--- Begin Data for this task ---

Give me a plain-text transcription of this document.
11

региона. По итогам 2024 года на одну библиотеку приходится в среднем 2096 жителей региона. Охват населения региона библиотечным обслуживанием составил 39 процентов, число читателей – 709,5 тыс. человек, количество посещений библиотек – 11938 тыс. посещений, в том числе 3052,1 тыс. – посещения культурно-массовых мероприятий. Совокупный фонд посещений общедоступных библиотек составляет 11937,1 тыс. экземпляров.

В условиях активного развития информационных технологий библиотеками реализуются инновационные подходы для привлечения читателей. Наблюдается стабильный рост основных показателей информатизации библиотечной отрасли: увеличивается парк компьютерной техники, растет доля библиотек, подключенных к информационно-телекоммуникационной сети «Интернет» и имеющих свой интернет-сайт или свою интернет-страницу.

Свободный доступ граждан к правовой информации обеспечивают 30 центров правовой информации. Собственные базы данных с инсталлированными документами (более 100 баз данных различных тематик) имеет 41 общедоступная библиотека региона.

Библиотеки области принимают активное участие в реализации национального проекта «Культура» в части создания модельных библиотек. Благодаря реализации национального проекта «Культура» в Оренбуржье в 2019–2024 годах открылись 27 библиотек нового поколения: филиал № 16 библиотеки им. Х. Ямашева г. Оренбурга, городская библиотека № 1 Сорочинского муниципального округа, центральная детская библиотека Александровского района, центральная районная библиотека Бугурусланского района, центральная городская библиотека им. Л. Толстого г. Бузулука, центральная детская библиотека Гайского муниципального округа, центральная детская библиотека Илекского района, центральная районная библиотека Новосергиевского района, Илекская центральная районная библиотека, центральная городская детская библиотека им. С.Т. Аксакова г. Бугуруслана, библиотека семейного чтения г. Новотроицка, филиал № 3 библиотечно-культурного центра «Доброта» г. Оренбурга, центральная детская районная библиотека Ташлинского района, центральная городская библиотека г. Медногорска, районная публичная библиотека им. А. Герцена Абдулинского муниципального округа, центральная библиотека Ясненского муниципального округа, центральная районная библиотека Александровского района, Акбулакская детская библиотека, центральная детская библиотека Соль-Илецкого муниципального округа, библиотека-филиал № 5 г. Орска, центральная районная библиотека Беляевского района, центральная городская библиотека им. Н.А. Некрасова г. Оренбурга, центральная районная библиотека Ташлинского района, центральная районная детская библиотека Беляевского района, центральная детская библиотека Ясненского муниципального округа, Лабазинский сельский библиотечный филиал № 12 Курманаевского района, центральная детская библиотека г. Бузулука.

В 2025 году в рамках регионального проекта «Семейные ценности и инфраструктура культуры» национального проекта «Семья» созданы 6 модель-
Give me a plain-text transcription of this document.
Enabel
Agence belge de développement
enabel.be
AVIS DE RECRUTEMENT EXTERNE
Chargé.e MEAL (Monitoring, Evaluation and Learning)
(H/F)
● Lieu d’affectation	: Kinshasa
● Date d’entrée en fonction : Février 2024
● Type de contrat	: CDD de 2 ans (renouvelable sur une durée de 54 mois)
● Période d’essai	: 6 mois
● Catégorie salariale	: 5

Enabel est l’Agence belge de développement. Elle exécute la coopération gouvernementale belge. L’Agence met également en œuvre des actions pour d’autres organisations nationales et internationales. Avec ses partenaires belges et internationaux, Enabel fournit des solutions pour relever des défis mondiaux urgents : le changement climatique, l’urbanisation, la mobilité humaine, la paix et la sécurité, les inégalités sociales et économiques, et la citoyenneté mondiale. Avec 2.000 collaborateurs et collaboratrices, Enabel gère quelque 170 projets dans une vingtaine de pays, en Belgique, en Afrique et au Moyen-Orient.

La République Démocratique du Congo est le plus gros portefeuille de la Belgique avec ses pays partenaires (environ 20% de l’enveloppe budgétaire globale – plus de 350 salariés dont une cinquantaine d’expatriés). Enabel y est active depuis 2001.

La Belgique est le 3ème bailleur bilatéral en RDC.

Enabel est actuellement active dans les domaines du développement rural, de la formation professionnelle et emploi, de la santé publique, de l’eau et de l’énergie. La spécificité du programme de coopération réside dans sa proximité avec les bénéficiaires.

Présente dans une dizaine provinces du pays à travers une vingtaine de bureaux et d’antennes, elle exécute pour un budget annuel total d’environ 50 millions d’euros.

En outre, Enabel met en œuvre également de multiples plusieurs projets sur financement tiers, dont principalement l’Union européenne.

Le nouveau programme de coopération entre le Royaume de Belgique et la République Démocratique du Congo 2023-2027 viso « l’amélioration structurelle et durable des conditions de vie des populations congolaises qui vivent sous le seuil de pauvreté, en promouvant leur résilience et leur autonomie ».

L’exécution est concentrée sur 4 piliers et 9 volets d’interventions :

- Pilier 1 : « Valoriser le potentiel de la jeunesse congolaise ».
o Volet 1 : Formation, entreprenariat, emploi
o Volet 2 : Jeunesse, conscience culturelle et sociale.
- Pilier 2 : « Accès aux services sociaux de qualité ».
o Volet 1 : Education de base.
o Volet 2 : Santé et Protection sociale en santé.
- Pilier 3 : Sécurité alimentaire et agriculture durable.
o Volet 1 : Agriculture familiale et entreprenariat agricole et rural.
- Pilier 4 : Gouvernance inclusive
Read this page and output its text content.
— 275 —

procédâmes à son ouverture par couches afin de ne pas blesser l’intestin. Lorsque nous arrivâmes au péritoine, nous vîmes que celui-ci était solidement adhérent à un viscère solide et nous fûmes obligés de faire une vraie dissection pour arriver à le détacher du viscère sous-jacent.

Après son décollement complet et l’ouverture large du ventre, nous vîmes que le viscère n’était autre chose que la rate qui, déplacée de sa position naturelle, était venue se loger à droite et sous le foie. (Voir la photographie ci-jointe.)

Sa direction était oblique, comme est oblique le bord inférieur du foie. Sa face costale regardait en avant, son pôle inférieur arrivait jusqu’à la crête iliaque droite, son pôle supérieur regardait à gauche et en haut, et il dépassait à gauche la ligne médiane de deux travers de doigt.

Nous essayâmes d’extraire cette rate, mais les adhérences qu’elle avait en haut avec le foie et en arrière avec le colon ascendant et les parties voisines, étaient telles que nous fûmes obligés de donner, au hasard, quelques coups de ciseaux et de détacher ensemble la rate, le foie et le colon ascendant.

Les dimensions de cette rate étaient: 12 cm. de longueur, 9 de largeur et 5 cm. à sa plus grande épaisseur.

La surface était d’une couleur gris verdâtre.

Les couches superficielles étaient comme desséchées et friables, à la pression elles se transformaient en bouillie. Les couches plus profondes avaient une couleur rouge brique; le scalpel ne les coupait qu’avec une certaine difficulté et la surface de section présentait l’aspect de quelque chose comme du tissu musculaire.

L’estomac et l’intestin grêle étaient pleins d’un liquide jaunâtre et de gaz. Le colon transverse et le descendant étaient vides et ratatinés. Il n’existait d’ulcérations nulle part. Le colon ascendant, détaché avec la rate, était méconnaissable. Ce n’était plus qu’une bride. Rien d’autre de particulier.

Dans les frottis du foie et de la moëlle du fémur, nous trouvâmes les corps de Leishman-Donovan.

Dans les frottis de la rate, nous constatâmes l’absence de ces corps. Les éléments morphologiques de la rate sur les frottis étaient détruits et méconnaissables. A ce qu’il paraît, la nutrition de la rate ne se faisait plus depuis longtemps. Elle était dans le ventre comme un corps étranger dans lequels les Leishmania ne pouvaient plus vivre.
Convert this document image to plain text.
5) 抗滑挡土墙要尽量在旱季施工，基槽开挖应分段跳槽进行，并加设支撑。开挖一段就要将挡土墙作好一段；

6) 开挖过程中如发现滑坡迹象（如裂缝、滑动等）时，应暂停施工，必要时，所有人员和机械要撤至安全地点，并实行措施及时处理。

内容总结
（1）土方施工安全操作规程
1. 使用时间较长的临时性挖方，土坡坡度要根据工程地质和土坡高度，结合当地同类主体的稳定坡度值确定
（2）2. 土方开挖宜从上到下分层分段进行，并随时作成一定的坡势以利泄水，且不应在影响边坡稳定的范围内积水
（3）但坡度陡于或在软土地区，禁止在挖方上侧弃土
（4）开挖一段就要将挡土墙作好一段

--- End Data for this task ---

» **Set problem**
Show the lines of the records that contain the word "text".

» **Exercise solution**
Give me a plain-text transcription of this document.
Give me a plain-text transcription of this document.
Read this page and output its text content.
Convert this document image to plain text.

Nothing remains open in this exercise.